Where a line in the listing below contains the word "Week", copy that line.
** start MATERIAL FOR THIS EXERCISE **
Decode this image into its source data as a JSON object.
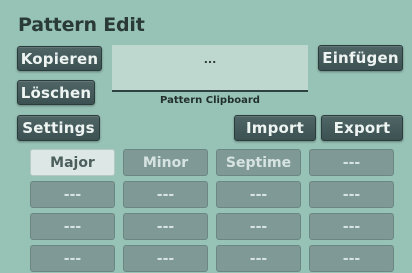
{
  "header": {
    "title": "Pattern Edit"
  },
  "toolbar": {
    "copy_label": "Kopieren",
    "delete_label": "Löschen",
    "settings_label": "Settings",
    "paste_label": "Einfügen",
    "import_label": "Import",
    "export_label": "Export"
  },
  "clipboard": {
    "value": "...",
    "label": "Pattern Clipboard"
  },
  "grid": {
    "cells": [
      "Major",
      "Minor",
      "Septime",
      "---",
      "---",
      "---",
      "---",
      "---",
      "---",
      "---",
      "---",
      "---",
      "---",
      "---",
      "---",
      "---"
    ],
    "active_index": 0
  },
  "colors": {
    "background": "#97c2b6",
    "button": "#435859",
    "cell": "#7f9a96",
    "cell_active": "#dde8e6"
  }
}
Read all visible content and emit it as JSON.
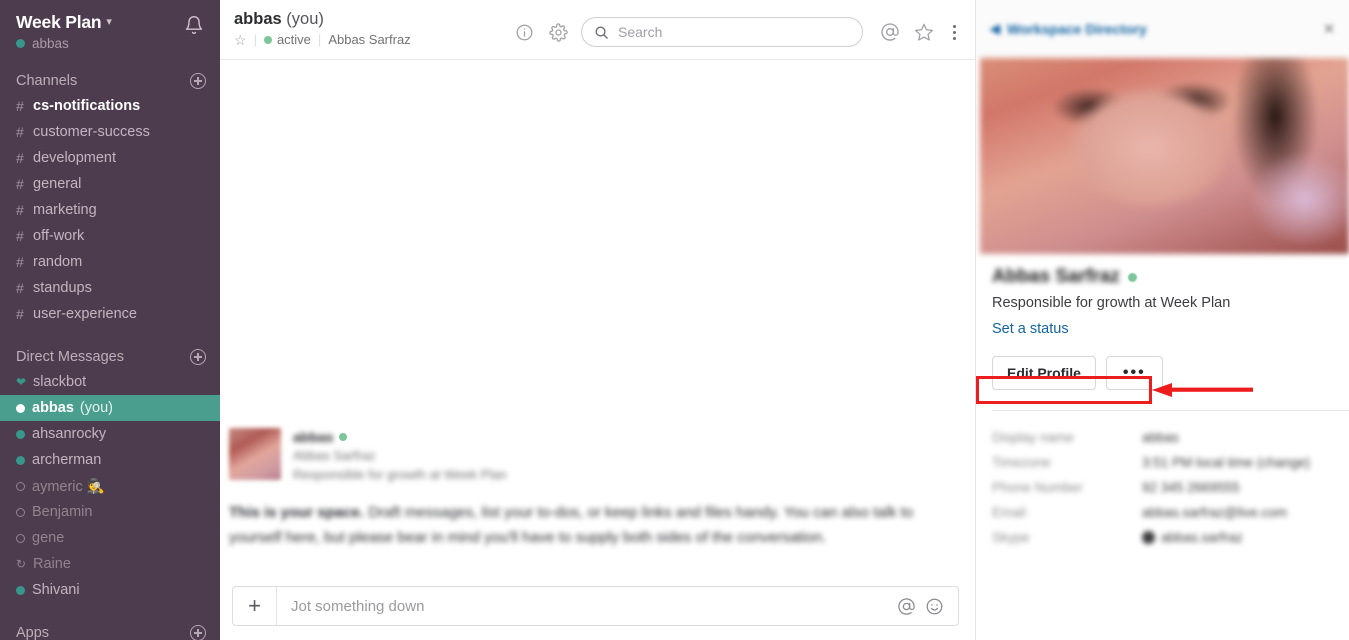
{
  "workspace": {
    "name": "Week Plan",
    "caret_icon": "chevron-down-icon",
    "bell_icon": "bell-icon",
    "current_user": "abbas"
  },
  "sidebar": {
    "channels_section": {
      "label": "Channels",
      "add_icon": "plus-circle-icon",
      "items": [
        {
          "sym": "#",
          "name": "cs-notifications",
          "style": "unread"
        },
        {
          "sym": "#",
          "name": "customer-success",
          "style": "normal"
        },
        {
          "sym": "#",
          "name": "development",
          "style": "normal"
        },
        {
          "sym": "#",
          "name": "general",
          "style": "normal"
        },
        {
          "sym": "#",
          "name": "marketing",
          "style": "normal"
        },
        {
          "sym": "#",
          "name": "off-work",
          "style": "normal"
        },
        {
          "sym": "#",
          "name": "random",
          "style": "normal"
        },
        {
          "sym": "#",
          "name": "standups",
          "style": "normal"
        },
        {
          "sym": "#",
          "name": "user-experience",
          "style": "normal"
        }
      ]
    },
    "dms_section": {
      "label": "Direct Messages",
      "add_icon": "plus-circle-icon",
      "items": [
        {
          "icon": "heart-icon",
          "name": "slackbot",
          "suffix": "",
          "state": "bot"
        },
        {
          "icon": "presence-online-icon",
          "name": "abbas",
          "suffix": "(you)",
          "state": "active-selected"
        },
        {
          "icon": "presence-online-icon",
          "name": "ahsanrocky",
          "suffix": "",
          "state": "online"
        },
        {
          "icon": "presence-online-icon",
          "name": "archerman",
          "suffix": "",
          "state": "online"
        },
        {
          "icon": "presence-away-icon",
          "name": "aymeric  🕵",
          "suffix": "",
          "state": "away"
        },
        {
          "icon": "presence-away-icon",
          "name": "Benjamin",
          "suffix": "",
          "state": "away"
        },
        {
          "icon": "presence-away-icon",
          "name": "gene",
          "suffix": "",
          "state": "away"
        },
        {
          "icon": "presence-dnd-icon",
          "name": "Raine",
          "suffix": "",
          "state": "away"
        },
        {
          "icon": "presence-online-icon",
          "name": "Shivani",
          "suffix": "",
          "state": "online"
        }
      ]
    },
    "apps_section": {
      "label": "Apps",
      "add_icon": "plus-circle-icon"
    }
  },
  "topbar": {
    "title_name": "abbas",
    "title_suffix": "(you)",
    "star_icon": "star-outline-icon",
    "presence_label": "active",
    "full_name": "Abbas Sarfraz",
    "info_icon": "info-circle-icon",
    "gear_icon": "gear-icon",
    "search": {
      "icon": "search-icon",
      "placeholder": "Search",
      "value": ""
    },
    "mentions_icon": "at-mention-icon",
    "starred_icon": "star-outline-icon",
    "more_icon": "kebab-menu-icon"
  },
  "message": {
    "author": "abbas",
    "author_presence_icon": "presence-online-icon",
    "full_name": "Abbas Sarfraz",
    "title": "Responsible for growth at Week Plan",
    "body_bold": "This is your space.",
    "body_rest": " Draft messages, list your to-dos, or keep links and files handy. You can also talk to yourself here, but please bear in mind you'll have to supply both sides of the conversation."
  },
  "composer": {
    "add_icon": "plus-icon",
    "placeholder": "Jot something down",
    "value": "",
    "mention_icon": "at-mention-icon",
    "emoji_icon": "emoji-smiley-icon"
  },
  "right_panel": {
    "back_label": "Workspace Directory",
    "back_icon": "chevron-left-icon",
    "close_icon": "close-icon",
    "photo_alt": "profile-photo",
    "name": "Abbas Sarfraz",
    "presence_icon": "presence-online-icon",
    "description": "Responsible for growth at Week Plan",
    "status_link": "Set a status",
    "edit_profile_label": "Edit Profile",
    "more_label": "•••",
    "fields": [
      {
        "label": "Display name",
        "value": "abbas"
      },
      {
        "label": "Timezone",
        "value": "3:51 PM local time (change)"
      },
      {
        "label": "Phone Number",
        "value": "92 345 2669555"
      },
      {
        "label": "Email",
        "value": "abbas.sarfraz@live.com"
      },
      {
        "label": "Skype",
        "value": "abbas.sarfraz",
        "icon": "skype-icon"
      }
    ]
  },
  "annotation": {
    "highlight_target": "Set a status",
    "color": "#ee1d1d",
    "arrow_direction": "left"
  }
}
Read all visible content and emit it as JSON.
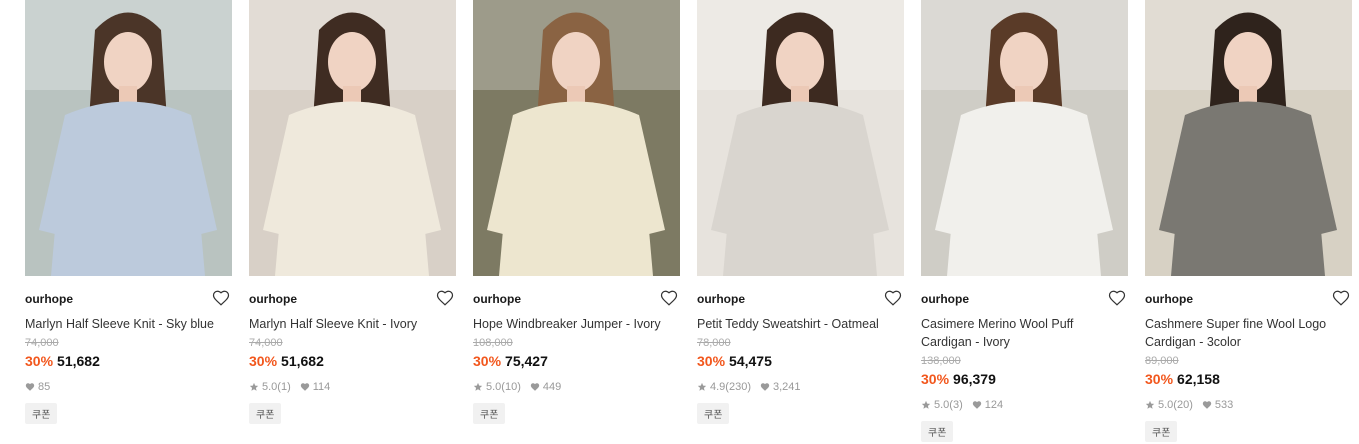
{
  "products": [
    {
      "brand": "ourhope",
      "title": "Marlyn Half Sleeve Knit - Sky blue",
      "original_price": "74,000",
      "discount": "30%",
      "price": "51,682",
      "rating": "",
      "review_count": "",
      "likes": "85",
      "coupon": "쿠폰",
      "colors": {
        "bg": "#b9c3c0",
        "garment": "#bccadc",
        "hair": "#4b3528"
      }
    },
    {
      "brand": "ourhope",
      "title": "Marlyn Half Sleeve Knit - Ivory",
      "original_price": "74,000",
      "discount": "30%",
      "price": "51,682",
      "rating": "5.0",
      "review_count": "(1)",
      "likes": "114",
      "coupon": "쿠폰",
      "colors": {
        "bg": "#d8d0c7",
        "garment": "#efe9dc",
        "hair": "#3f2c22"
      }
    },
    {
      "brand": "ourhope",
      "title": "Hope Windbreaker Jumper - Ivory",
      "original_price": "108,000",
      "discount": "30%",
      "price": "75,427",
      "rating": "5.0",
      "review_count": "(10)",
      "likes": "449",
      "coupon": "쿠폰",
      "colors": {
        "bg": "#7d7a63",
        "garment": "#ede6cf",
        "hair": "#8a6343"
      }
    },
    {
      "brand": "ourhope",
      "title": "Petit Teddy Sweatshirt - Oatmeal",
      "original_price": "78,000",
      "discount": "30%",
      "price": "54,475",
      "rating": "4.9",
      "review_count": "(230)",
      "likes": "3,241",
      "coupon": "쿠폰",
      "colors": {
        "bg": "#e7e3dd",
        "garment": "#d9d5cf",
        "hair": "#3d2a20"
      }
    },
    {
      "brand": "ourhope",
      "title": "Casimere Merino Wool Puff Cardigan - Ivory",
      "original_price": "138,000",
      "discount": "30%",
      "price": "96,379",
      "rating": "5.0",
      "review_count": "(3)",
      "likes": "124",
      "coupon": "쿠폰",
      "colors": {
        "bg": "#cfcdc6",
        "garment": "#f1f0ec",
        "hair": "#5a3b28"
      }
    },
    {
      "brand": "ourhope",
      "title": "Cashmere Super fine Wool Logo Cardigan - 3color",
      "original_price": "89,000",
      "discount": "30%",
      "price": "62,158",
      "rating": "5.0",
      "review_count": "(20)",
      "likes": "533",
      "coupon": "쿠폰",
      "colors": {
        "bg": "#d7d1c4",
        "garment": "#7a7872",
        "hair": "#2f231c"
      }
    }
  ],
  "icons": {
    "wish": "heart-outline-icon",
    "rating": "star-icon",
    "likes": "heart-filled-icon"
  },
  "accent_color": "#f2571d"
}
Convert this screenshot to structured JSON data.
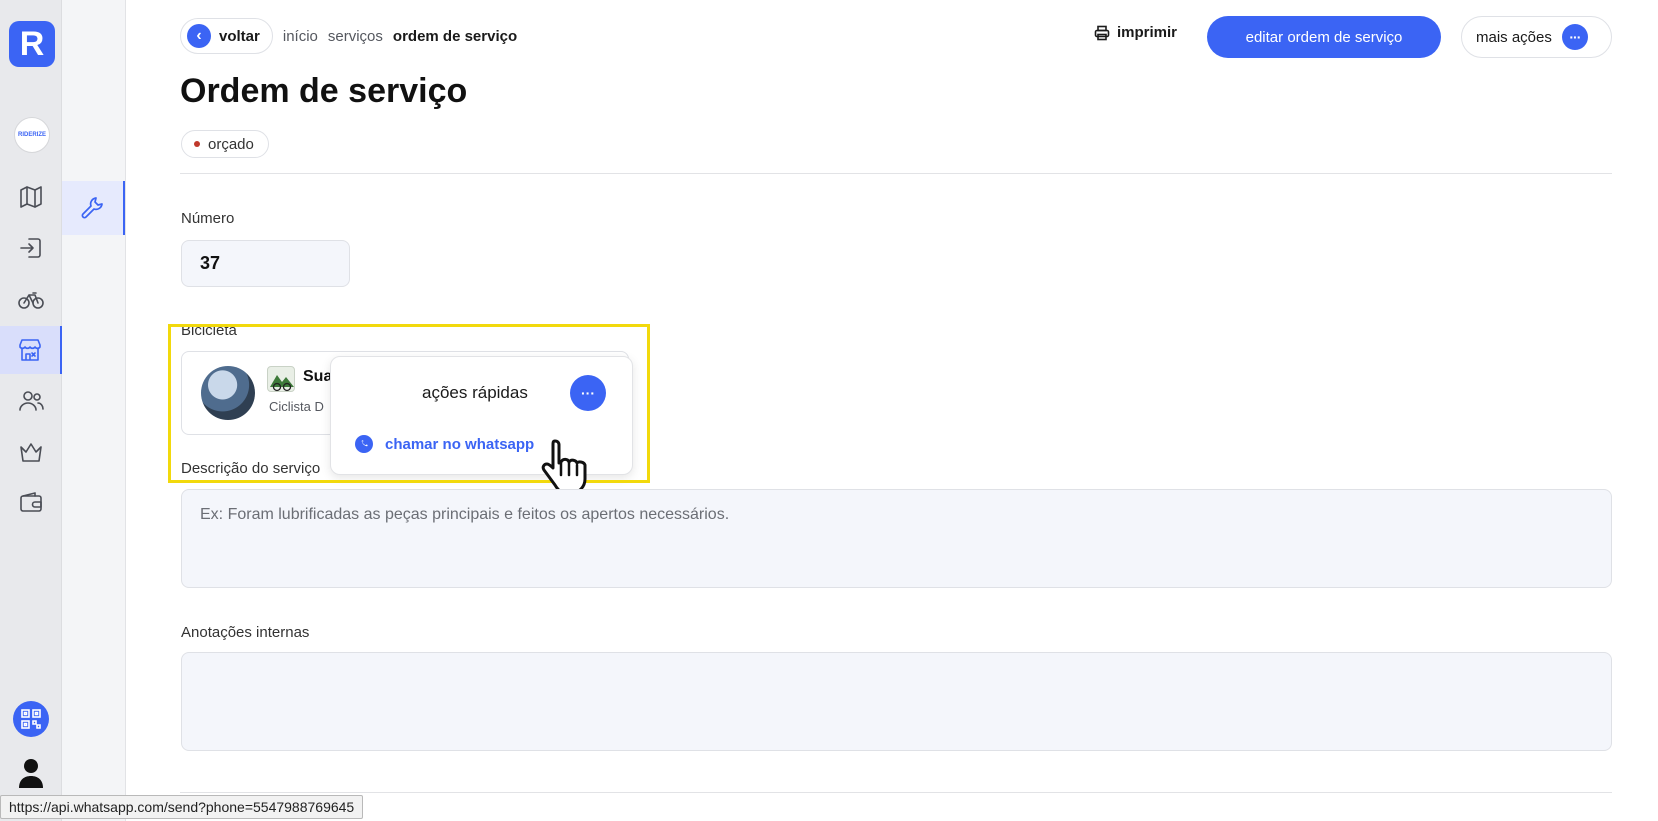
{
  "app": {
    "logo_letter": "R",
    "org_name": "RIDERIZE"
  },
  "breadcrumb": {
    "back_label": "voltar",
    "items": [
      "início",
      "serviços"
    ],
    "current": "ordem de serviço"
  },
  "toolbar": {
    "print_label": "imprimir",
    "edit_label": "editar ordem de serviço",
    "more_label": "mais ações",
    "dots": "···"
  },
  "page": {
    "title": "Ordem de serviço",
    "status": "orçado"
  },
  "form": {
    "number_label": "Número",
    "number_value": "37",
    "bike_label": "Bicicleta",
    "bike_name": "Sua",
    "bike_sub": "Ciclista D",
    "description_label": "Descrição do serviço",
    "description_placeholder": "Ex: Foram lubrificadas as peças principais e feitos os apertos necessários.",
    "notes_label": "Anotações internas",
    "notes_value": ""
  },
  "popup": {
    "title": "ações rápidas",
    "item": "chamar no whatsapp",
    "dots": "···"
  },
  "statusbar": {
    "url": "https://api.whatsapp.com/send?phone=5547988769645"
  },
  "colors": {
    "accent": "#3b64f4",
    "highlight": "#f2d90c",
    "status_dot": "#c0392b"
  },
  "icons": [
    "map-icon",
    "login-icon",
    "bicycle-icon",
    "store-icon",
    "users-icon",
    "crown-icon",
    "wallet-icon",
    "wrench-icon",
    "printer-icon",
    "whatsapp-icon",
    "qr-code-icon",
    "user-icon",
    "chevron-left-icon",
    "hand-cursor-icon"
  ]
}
** end MATERIAL FOR THIS EXERCISE **
REPLY:
    "name": "Week Plan",
    "title": "Responsible for growth at Week Plan",
    "description": "Responsible for growth at Week Plan",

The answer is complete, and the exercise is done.